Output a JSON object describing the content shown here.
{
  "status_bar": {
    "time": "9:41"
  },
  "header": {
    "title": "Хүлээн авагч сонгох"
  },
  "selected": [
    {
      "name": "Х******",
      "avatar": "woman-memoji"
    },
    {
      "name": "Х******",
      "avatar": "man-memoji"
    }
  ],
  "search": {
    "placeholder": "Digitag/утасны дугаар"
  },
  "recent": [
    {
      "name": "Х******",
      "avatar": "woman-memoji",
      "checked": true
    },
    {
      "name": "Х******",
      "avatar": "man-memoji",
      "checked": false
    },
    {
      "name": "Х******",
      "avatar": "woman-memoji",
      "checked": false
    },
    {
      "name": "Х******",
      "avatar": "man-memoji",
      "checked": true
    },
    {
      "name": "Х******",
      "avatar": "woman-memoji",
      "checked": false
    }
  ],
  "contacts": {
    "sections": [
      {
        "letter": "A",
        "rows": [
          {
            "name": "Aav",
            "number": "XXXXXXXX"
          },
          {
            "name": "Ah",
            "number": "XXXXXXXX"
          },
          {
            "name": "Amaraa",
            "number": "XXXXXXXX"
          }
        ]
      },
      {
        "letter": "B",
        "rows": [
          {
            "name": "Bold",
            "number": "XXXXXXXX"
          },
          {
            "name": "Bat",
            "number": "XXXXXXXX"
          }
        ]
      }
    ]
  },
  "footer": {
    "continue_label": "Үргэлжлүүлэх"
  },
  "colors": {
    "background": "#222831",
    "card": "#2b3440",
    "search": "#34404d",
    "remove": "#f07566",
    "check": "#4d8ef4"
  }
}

EXERCISE DESCRIPTION ::
Retype all of the material above with every character intact.

FINAL RESULT ::
Output a JSON object describing the content shown here.
{
  "status_bar": {
    "time": "9:41"
  },
  "header": {
    "title": "Хүлээн авагч сонгох"
  },
  "selected": [
    {
      "name": "Х******",
      "avatar": "woman-memoji"
    },
    {
      "name": "Х******",
      "avatar": "man-memoji"
    }
  ],
  "search": {
    "placeholder": "Digitag/утасны дугаар"
  },
  "recent": [
    {
      "name": "Х******",
      "avatar": "woman-memoji",
      "checked": true
    },
    {
      "name": "Х******",
      "avatar": "man-memoji",
      "checked": false
    },
    {
      "name": "Х******",
      "avatar": "woman-memoji",
      "checked": false
    },
    {
      "name": "Х******",
      "avatar": "man-memoji",
      "checked": true
    },
    {
      "name": "Х******",
      "avatar": "woman-memoji",
      "checked": false
    }
  ],
  "contacts": {
    "sections": [
      {
        "letter": "A",
        "rows": [
          {
            "name": "Aav",
            "number": "XXXXXXXX"
          },
          {
            "name": "Ah",
            "number": "XXXXXXXX"
          },
          {
            "name": "Amaraa",
            "number": "XXXXXXXX"
          }
        ]
      },
      {
        "letter": "B",
        "rows": [
          {
            "name": "Bold",
            "number": "XXXXXXXX"
          },
          {
            "name": "Bat",
            "number": "XXXXXXXX"
          }
        ]
      }
    ]
  },
  "footer": {
    "continue_label": "Үргэлжлүүлэх"
  },
  "colors": {
    "background": "#222831",
    "card": "#2b3440",
    "search": "#34404d",
    "remove": "#f07566",
    "check": "#4d8ef4"
  }
}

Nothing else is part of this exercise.